Request
Write out the material exactly, without any of its pictures.

Stored rows
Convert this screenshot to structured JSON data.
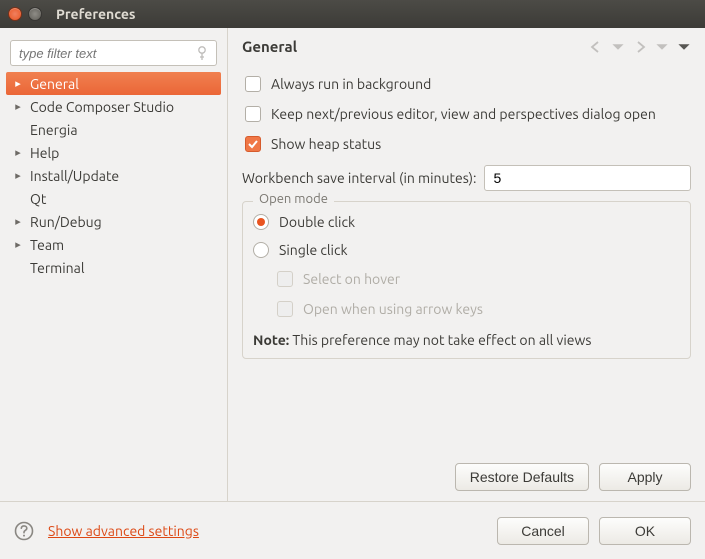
{
  "window": {
    "title": "Preferences"
  },
  "filter": {
    "placeholder": "type filter text"
  },
  "tree": {
    "items": [
      {
        "label": "General",
        "expandable": true,
        "selected": true
      },
      {
        "label": "Code Composer Studio",
        "expandable": true
      },
      {
        "label": "Energia",
        "expandable": false
      },
      {
        "label": "Help",
        "expandable": true
      },
      {
        "label": "Install/Update",
        "expandable": true
      },
      {
        "label": "Qt",
        "expandable": false
      },
      {
        "label": "Run/Debug",
        "expandable": true
      },
      {
        "label": "Team",
        "expandable": true
      },
      {
        "label": "Terminal",
        "expandable": false
      }
    ]
  },
  "pane": {
    "title": "General",
    "checks": {
      "run_bg": {
        "label": "Always run in background",
        "checked": false
      },
      "keep_next_prev": {
        "label": "Keep next/previous editor, view and perspectives dialog open",
        "checked": false
      },
      "show_heap": {
        "label": "Show heap status",
        "checked": true
      }
    },
    "save_interval": {
      "label": "Workbench save interval (in minutes):",
      "value": "5"
    },
    "open_mode": {
      "title": "Open mode",
      "double": "Double click",
      "single": "Single click",
      "selected": "double",
      "select_on_hover": "Select on hover",
      "open_arrow_keys": "Open when using arrow keys",
      "note_label": "Note:",
      "note_text": "This preference may not take effect on all views"
    },
    "buttons": {
      "restore": "Restore Defaults",
      "apply": "Apply"
    }
  },
  "footer": {
    "advanced": "Show advanced settings",
    "cancel": "Cancel",
    "ok": "OK"
  }
}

Task response
Convert this screenshot to structured JSON data.
{
  "window": {
    "title": "Preferences"
  },
  "filter": {
    "placeholder": "type filter text"
  },
  "tree": {
    "items": [
      {
        "label": "General",
        "expandable": true,
        "selected": true
      },
      {
        "label": "Code Composer Studio",
        "expandable": true
      },
      {
        "label": "Energia",
        "expandable": false
      },
      {
        "label": "Help",
        "expandable": true
      },
      {
        "label": "Install/Update",
        "expandable": true
      },
      {
        "label": "Qt",
        "expandable": false
      },
      {
        "label": "Run/Debug",
        "expandable": true
      },
      {
        "label": "Team",
        "expandable": true
      },
      {
        "label": "Terminal",
        "expandable": false
      }
    ]
  },
  "pane": {
    "title": "General",
    "checks": {
      "run_bg": {
        "label": "Always run in background",
        "checked": false
      },
      "keep_next_prev": {
        "label": "Keep next/previous editor, view and perspectives dialog open",
        "checked": false
      },
      "show_heap": {
        "label": "Show heap status",
        "checked": true
      }
    },
    "save_interval": {
      "label": "Workbench save interval (in minutes):",
      "value": "5"
    },
    "open_mode": {
      "title": "Open mode",
      "double": "Double click",
      "single": "Single click",
      "selected": "double",
      "select_on_hover": "Select on hover",
      "open_arrow_keys": "Open when using arrow keys",
      "note_label": "Note:",
      "note_text": "This preference may not take effect on all views"
    },
    "buttons": {
      "restore": "Restore Defaults",
      "apply": "Apply"
    }
  },
  "footer": {
    "advanced": "Show advanced settings",
    "cancel": "Cancel",
    "ok": "OK"
  }
}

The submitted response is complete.